* START *

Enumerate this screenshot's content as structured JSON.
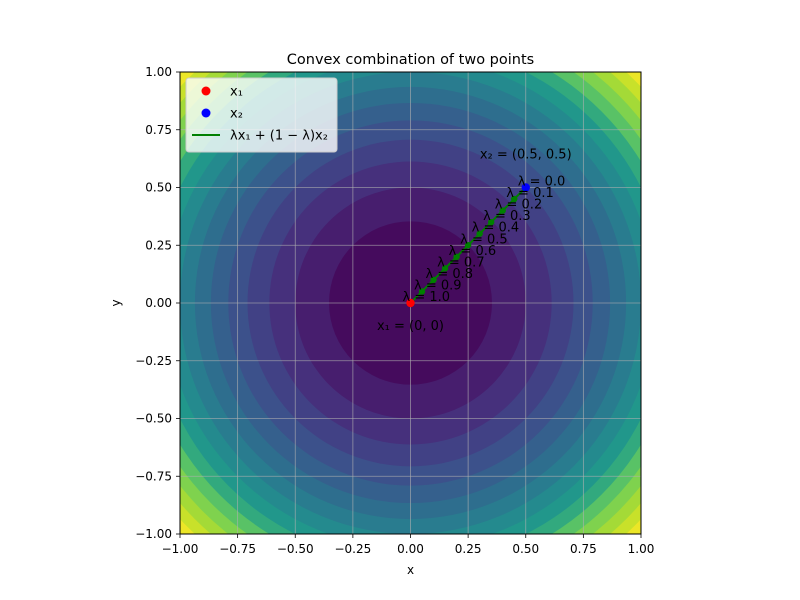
{
  "chart_data": {
    "type": "line",
    "title": "Convex combination of two points",
    "xlabel": "x",
    "ylabel": "y",
    "xlim": [
      -1.0,
      1.0
    ],
    "ylim": [
      -1.0,
      1.0
    ],
    "x_ticks": [
      "−1.00",
      "−0.75",
      "−0.50",
      "−0.25",
      "0.00",
      "0.25",
      "0.50",
      "0.75",
      "1.00"
    ],
    "y_ticks": [
      "−1.00",
      "−0.75",
      "−0.50",
      "−0.25",
      "0.00",
      "0.25",
      "0.50",
      "0.75",
      "1.00"
    ],
    "grid": true,
    "legend_location": "top-left",
    "background": {
      "type": "contourf",
      "field": "x^2 + y^2",
      "colormap": "viridis"
    },
    "points": [
      {
        "name": "x₁",
        "x": 0.0,
        "y": 0.0,
        "color": "#ff0000",
        "annotation": "x₁ = (0, 0)"
      },
      {
        "name": "x₂",
        "x": 0.5,
        "y": 0.5,
        "color": "#0000ff",
        "annotation": "x₂ = (0.5, 0.5)"
      }
    ],
    "series": [
      {
        "name": "λx₁ + (1 − λ)x₂",
        "color": "#008000",
        "x": [
          0.5,
          0.45,
          0.4,
          0.35,
          0.3,
          0.25,
          0.2,
          0.15,
          0.1,
          0.05,
          0.0
        ],
        "y": [
          0.5,
          0.45,
          0.4,
          0.35,
          0.3,
          0.25,
          0.2,
          0.15,
          0.1,
          0.05,
          0.0
        ],
        "lambda": [
          0.0,
          0.1,
          0.2,
          0.3,
          0.4,
          0.5,
          0.6,
          0.7,
          0.8,
          0.9,
          1.0
        ]
      }
    ],
    "lambda_labels": [
      "λ = 0.0",
      "λ = 0.1",
      "λ = 0.2",
      "λ = 0.3",
      "λ = 0.4",
      "λ = 0.5",
      "λ = 0.6",
      "λ = 0.7",
      "λ = 0.8",
      "λ = 0.9",
      "λ = 1.0"
    ],
    "legend": [
      {
        "label": "x₁",
        "marker": "dot",
        "color": "#ff0000"
      },
      {
        "label": "x₂",
        "marker": "dot",
        "color": "#0000ff"
      },
      {
        "label": "λx₁ + (1 − λ)x₂",
        "marker": "line",
        "color": "#008000"
      }
    ]
  }
}
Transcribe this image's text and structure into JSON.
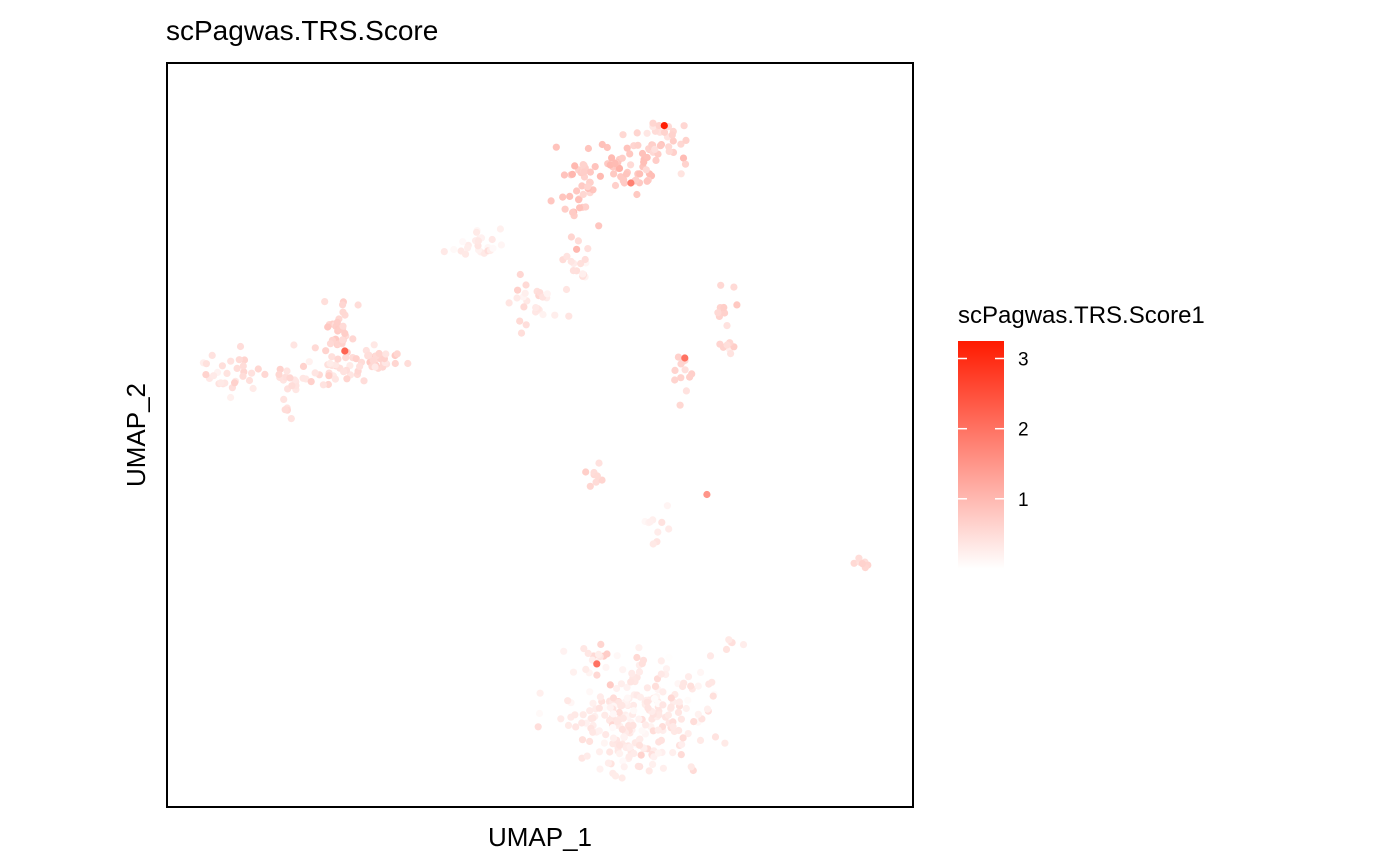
{
  "chart_data": {
    "type": "scatter",
    "title": "scPagwas.TRS.Score",
    "xlabel": "UMAP_1",
    "ylabel": "UMAP_2",
    "xlim": [
      0,
      100
    ],
    "ylim": [
      0,
      100
    ],
    "grid": false,
    "legend": {
      "title": "scPagwas.TRS.Score1",
      "position": "right",
      "ticks": [
        1,
        2,
        3
      ],
      "range": [
        0,
        3.25
      ],
      "color_low": "#ffffff",
      "color_high": "#ff1a00"
    },
    "clusters": [
      {
        "cx": 56,
        "cy": 85,
        "sx": 1.8,
        "sy": 2.6,
        "n": 38,
        "score": 0.75
      },
      {
        "cx": 62,
        "cy": 88,
        "sx": 2.5,
        "sy": 1.9,
        "n": 46,
        "score": 0.8
      },
      {
        "cx": 67.5,
        "cy": 92,
        "sx": 1.8,
        "sy": 1.6,
        "n": 34,
        "score": 0.6
      },
      {
        "cx": 40.5,
        "cy": 77,
        "sx": 1.8,
        "sy": 1.2,
        "n": 24,
        "score": 0.25
      },
      {
        "cx": 49.5,
        "cy": 69,
        "sx": 1.8,
        "sy": 1.7,
        "n": 24,
        "score": 0.4
      },
      {
        "cx": 55.3,
        "cy": 74.5,
        "sx": 1.0,
        "sy": 1.6,
        "n": 18,
        "score": 0.4
      },
      {
        "cx": 76.2,
        "cy": 68.5,
        "sx": 0.8,
        "sy": 1.4,
        "n": 10,
        "score": 0.55
      },
      {
        "cx": 76.5,
        "cy": 63,
        "sx": 1.0,
        "sy": 0.8,
        "n": 8,
        "score": 0.55
      },
      {
        "cx": 70,
        "cy": 59,
        "sx": 1.2,
        "sy": 1.4,
        "n": 12,
        "score": 0.6
      },
      {
        "cx": 21,
        "cy": 59,
        "sx": 2.3,
        "sy": 1.2,
        "n": 28,
        "score": 0.45
      },
      {
        "cx": 14.5,
        "cy": 56,
        "sx": 1.1,
        "sy": 2.8,
        "n": 22,
        "score": 0.45
      },
      {
        "cx": 6.5,
        "cy": 59,
        "sx": 2.3,
        "sy": 1.4,
        "n": 30,
        "score": 0.45
      },
      {
        "cx": 21.5,
        "cy": 65,
        "sx": 1.5,
        "sy": 2.0,
        "n": 34,
        "score": 0.6
      },
      {
        "cx": 27.5,
        "cy": 61,
        "sx": 2.2,
        "sy": 1.0,
        "n": 32,
        "score": 0.55
      },
      {
        "cx": 58,
        "cy": 44,
        "sx": 0.8,
        "sy": 1.0,
        "n": 8,
        "score": 0.55
      },
      {
        "cx": 66,
        "cy": 36,
        "sx": 1.0,
        "sy": 1.6,
        "n": 10,
        "score": 0.25
      },
      {
        "cx": 94.8,
        "cy": 32,
        "sx": 0.9,
        "sy": 0.5,
        "n": 7,
        "score": 0.6
      },
      {
        "cx": 77,
        "cy": 21,
        "sx": 1.2,
        "sy": 0.5,
        "n": 5,
        "score": 0.4
      },
      {
        "cx": 58.5,
        "cy": 18,
        "sx": 0.6,
        "sy": 0.9,
        "n": 5,
        "score": 0.6
      },
      {
        "cx": 63,
        "cy": 10,
        "sx": 5.0,
        "sy": 4.2,
        "n": 260,
        "score": 0.3
      }
    ],
    "highlight_points": [
      {
        "x": 67.5,
        "y": 94.2,
        "score": 3.2
      },
      {
        "x": 22.5,
        "y": 62.0,
        "score": 2.2
      },
      {
        "x": 70.4,
        "y": 61.0,
        "score": 2.0
      },
      {
        "x": 62.8,
        "y": 86.0,
        "score": 1.8
      },
      {
        "x": 73.5,
        "y": 41.5,
        "score": 1.5
      },
      {
        "x": 58.0,
        "y": 17.3,
        "score": 2.0
      }
    ]
  }
}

* END *

# [Work instructions]
Restate the full listing verbatim and drop every picture.

# [Output]
Enumerate this screenshot's content as structured JSON.
{
  "chart_data": {
    "type": "line",
    "title": "Convex combination of two points",
    "xlabel": "x",
    "ylabel": "y",
    "xlim": [
      -1.0,
      1.0
    ],
    "ylim": [
      -1.0,
      1.0
    ],
    "x_ticks": [
      "−1.00",
      "−0.75",
      "−0.50",
      "−0.25",
      "0.00",
      "0.25",
      "0.50",
      "0.75",
      "1.00"
    ],
    "y_ticks": [
      "−1.00",
      "−0.75",
      "−0.50",
      "−0.25",
      "0.00",
      "0.25",
      "0.50",
      "0.75",
      "1.00"
    ],
    "grid": true,
    "legend_location": "top-left",
    "background": {
      "type": "contourf",
      "field": "x^2 + y^2",
      "colormap": "viridis"
    },
    "points": [
      {
        "name": "x₁",
        "x": 0.0,
        "y": 0.0,
        "color": "#ff0000",
        "annotation": "x₁ = (0, 0)"
      },
      {
        "name": "x₂",
        "x": 0.5,
        "y": 0.5,
        "color": "#0000ff",
        "annotation": "x₂ = (0.5, 0.5)"
      }
    ],
    "series": [
      {
        "name": "λx₁ + (1 − λ)x₂",
        "color": "#008000",
        "x": [
          0.5,
          0.45,
          0.4,
          0.35,
          0.3,
          0.25,
          0.2,
          0.15,
          0.1,
          0.05,
          0.0
        ],
        "y": [
          0.5,
          0.45,
          0.4,
          0.35,
          0.3,
          0.25,
          0.2,
          0.15,
          0.1,
          0.05,
          0.0
        ],
        "lambda": [
          0.0,
          0.1,
          0.2,
          0.3,
          0.4,
          0.5,
          0.6,
          0.7,
          0.8,
          0.9,
          1.0
        ]
      }
    ],
    "lambda_labels": [
      "λ = 0.0",
      "λ = 0.1",
      "λ = 0.2",
      "λ = 0.3",
      "λ = 0.4",
      "λ = 0.5",
      "λ = 0.6",
      "λ = 0.7",
      "λ = 0.8",
      "λ = 0.9",
      "λ = 1.0"
    ],
    "legend": [
      {
        "label": "x₁",
        "marker": "dot",
        "color": "#ff0000"
      },
      {
        "label": "x₂",
        "marker": "dot",
        "color": "#0000ff"
      },
      {
        "label": "λx₁ + (1 − λ)x₂",
        "marker": "line",
        "color": "#008000"
      }
    ]
  }
}
Transcribe this image's text and structure into JSON.
{
  "chart_data": {
    "type": "scatter",
    "title": "scPagwas.TRS.Score",
    "xlabel": "UMAP_1",
    "ylabel": "UMAP_2",
    "xlim": [
      0,
      100
    ],
    "ylim": [
      0,
      100
    ],
    "grid": false,
    "legend": {
      "title": "scPagwas.TRS.Score1",
      "position": "right",
      "ticks": [
        1,
        2,
        3
      ],
      "range": [
        0,
        3.25
      ],
      "color_low": "#ffffff",
      "color_high": "#ff1a00"
    },
    "clusters": [
      {
        "cx": 56,
        "cy": 85,
        "sx": 1.8,
        "sy": 2.6,
        "n": 38,
        "score": 0.75
      },
      {
        "cx": 62,
        "cy": 88,
        "sx": 2.5,
        "sy": 1.9,
        "n": 46,
        "score": 0.8
      },
      {
        "cx": 67.5,
        "cy": 92,
        "sx": 1.8,
        "sy": 1.6,
        "n": 34,
        "score": 0.6
      },
      {
        "cx": 40.5,
        "cy": 77,
        "sx": 1.8,
        "sy": 1.2,
        "n": 24,
        "score": 0.25
      },
      {
        "cx": 49.5,
        "cy": 69,
        "sx": 1.8,
        "sy": 1.7,
        "n": 24,
        "score": 0.4
      },
      {
        "cx": 55.3,
        "cy": 74.5,
        "sx": 1.0,
        "sy": 1.6,
        "n": 18,
        "score": 0.4
      },
      {
        "cx": 76.2,
        "cy": 68.5,
        "sx": 0.8,
        "sy": 1.4,
        "n": 10,
        "score": 0.55
      },
      {
        "cx": 76.5,
        "cy": 63,
        "sx": 1.0,
        "sy": 0.8,
        "n": 8,
        "score": 0.55
      },
      {
        "cx": 70,
        "cy": 59,
        "sx": 1.2,
        "sy": 1.4,
        "n": 12,
        "score": 0.6
      },
      {
        "cx": 21,
        "cy": 59,
        "sx": 2.3,
        "sy": 1.2,
        "n": 28,
        "score": 0.45
      },
      {
        "cx": 14.5,
        "cy": 56,
        "sx": 1.1,
        "sy": 2.8,
        "n": 22,
        "score": 0.45
      },
      {
        "cx": 6.5,
        "cy": 59,
        "sx": 2.3,
        "sy": 1.4,
        "n": 30,
        "score": 0.45
      },
      {
        "cx": 21.5,
        "cy": 65,
        "sx": 1.5,
        "sy": 2.0,
        "n": 34,
        "score": 0.6
      },
      {
        "cx": 27.5,
        "cy": 61,
        "sx": 2.2,
        "sy": 1.0,
        "n": 32,
        "score": 0.55
      },
      {
        "cx": 58,
        "cy": 44,
        "sx": 0.8,
        "sy": 1.0,
        "n": 8,
        "score": 0.55
      },
      {
        "cx": 66,
        "cy": 36,
        "sx": 1.0,
        "sy": 1.6,
        "n": 10,
        "score": 0.25
      },
      {
        "cx": 94.8,
        "cy": 32,
        "sx": 0.9,
        "sy": 0.5,
        "n": 7,
        "score": 0.6
      },
      {
        "cx": 77,
        "cy": 21,
        "sx": 1.2,
        "sy": 0.5,
        "n": 5,
        "score": 0.4
      },
      {
        "cx": 58.5,
        "cy": 18,
        "sx": 0.6,
        "sy": 0.9,
        "n": 5,
        "score": 0.6
      },
      {
        "cx": 63,
        "cy": 10,
        "sx": 5.0,
        "sy": 4.2,
        "n": 260,
        "score": 0.3
      }
    ],
    "highlight_points": [
      {
        "x": 67.5,
        "y": 94.2,
        "score": 3.2
      },
      {
        "x": 22.5,
        "y": 62.0,
        "score": 2.2
      },
      {
        "x": 70.4,
        "y": 61.0,
        "score": 2.0
      },
      {
        "x": 62.8,
        "y": 86.0,
        "score": 1.8
      },
      {
        "x": 73.5,
        "y": 41.5,
        "score": 1.5
      },
      {
        "x": 58.0,
        "y": 17.3,
        "score": 2.0
      }
    ]
  }
}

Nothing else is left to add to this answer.